*TASK PROMPT:* All entries must be repeated exactly; do not include the pictures.

*DATA TO PROCESS:*
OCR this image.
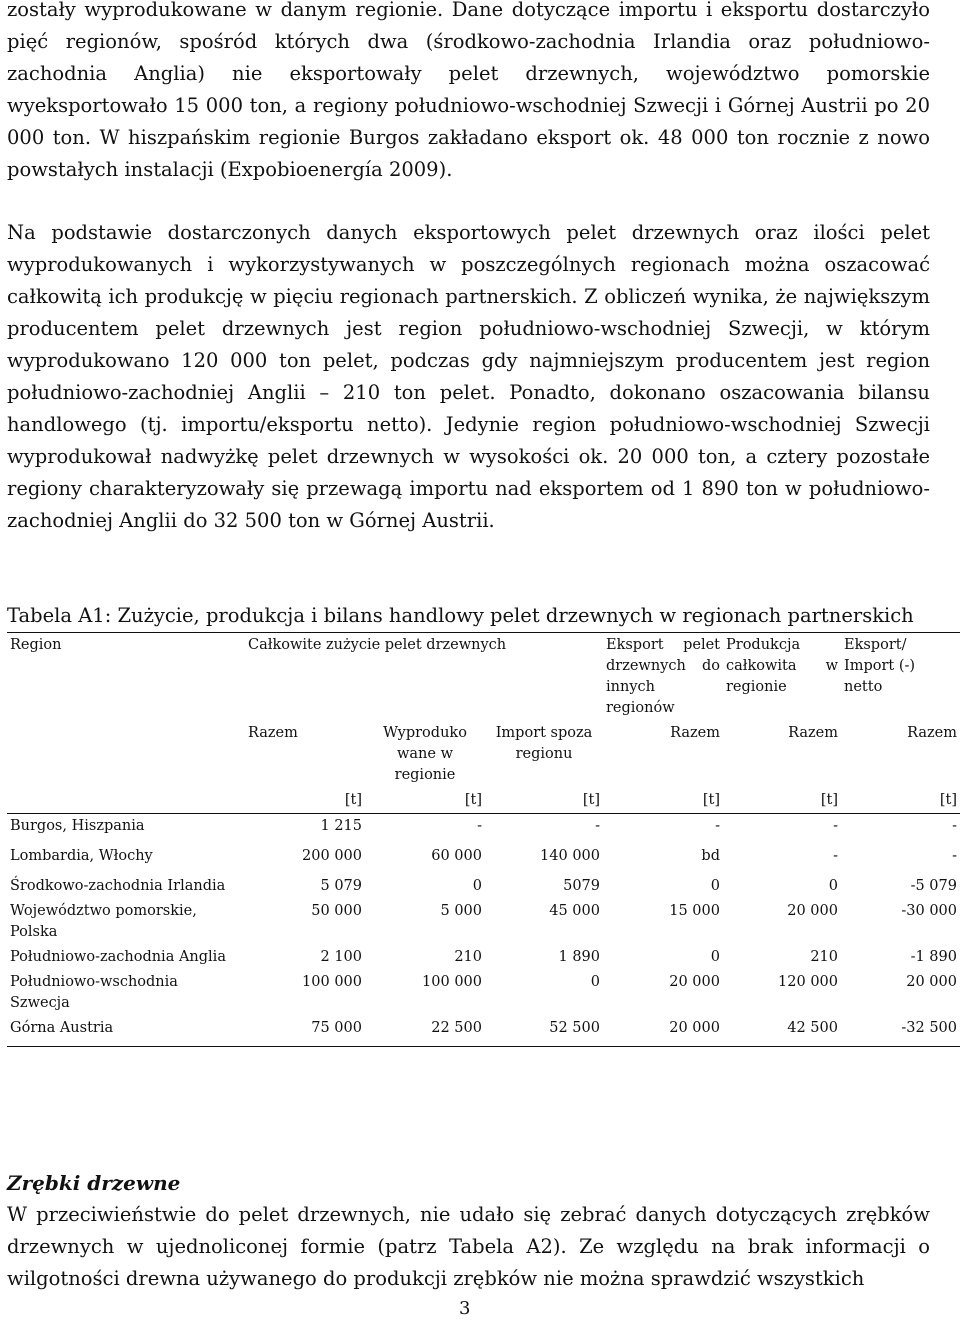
zostały wyprodukowane w danym regionie. Dane dotyczące importu i eksportu dostarczyło pięć regionów, spośród których dwa (środkowo-zachodnia Irlandia oraz południowo-zachodnia Anglia) nie eksportowały pelet drzewnych, województwo pomorskie wyeksportowało 15 000 ton, a regiony południowo-wschodniej Szwecji i Górnej Austrii po 20 000 ton. W hiszpańskim regionie Burgos zakładano eksport ok. 48 000 ton rocznie z nowo powstałych instalacji (Expobioenergía 2009).

Na podstawie dostarczonych danych eksportowych pelet drzewnych oraz ilości pelet wyprodukowanych i wykorzystywanych w poszczególnych regionach można oszacować całkowitą ich produkcję w pięciu regionach partnerskich. Z obliczeń wynika, że największym producentem pelet drzewnych jest region południowo-wschodniej Szwecji, w którym wyprodukowano 120 000 ton pelet, podczas gdy najmniejszym producentem jest region południowo-zachodniej Anglii – 210 ton pelet. Ponadto, dokonano oszacowania bilansu handlowego (tj. importu/eksportu netto). Jedynie region południowo-wschodniej Szwecji wyprodukował nadwyżkę pelet drzewnych w wysokości ok. 20 000 ton, a cztery pozostałe regiony charakteryzowały się przewagą importu nad eksportem od 1 890 ton w południowo-zachodniej Anglii do 32 500 ton w Górnej Austrii.

Tabela A1: Zużycie, produkcja i bilans handlowy pelet drzewnych w regionach partnerskich
Region	Całkowite zużycie pelet drzewnych			Eksport pelet drzewnych do innych regionów	Produkcja całkowita w regionie	Eksport/ Import (-) netto
	Razem	Wyproduko wane w regionie	Import spoza regionu	Razem	Razem	Razem
	[t]	[t]	[t]	[t]	[t]	[t]
Burgos, Hiszpania	1 215	-	-	-	-	-
Lombardia, Włochy	200 000	60 000	140 000	bd	-	-
Środkowo-zachodnia Irlandia	5 079	0	5079	0	0	-5 079
Województwo pomorskie, Polska	50 000	5 000	45 000	15 000	20 000	-30 000
Południowo-zachodnia Anglia	2 100	210	1 890	0	210	-1 890
Południowo-wschodnia Szwecja	100 000	100 000	0	20 000	120 000	20 000
Górna Austria	75 000	22 500	52 500	20 000	42 500	-32 500
Zrębki drzewne

W przeciwieństwie do pelet drzewnych, nie udało się zebrać danych dotyczących zrębków drzewnych w ujednoliconej formie (patrz Tabela A2). Ze względu na brak informacji o wilgotności drewna używanego do produkcji zrębków nie można sprawdzić wszystkich

3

*OUTPUT FOR THIS TASK:*
OCR this image.
zostały wyprodukowane w danym regionie. Dane dotyczące importu i eksportu dostarczyło pięć regionów, spośród których dwa (środkowo-zachodnia Irlandia oraz południowo-zachodnia Anglia) nie eksportowały pelet drzewnych, województwo pomorskie wyeksportowało 15 000 ton, a regiony południowo-wschodniej Szwecji i Górnej Austrii po 20 000 ton. W hiszpańskim regionie Burgos zakładano eksport ok. 48 000 ton rocznie z nowo powstałych instalacji (Expobioenergía 2009).

Na podstawie dostarczonych danych eksportowych pelet drzewnych oraz ilości pelet wyprodukowanych i wykorzystywanych w poszczególnych regionach można oszacować całkowitą ich produkcję w pięciu regionach partnerskich. Z obliczeń wynika, że największym producentem pelet drzewnych jest region południowo-wschodniej Szwecji, w którym wyprodukowano 120 000 ton pelet, podczas gdy najmniejszym producentem jest region południowo-zachodniej Anglii – 210 ton pelet. Ponadto, dokonano oszacowania bilansu handlowego (tj. importu/eksportu netto). Jedynie region południowo-wschodniej Szwecji wyprodukował nadwyżkę pelet drzewnych w wysokości ok. 20 000 ton, a cztery pozostałe regiony charakteryzowały się przewagą importu nad eksportem od 1 890 ton w południowo-zachodniej Anglii do 32 500 ton w Górnej Austrii.

Tabela A1: Zużycie, produkcja i bilans handlowy pelet drzewnych w regionach partnerskich
Region	Całkowite zużycie pelet drzewnych			Eksport pelet drzewnych do innych regionów	Produkcja całkowita w regionie	Eksport/ Import (-) netto
	Razem	Wyproduko wane w regionie	Import spoza regionu	Razem	Razem	Razem
	[t]	[t]	[t]	[t]	[t]	[t]
Burgos, Hiszpania	1 215	-	-	-	-	-
Lombardia, Włochy	200 000	60 000	140 000	bd	-	-
Środkowo-zachodnia Irlandia	5 079	0	5079	0	0	-5 079
Województwo pomorskie, Polska	50 000	5 000	45 000	15 000	20 000	-30 000
Południowo-zachodnia Anglia	2 100	210	1 890	0	210	-1 890
Południowo-wschodnia Szwecja	100 000	100 000	0	20 000	120 000	20 000
Górna Austria	75 000	22 500	52 500	20 000	42 500	-32 500
Zrębki drzewne

W przeciwieństwie do pelet drzewnych, nie udało się zebrać danych dotyczących zrębków drzewnych w ujednoliconej formie (patrz Tabela A2). Ze względu na brak informacji o wilgotności drewna używanego do produkcji zrębków nie można sprawdzić wszystkich

3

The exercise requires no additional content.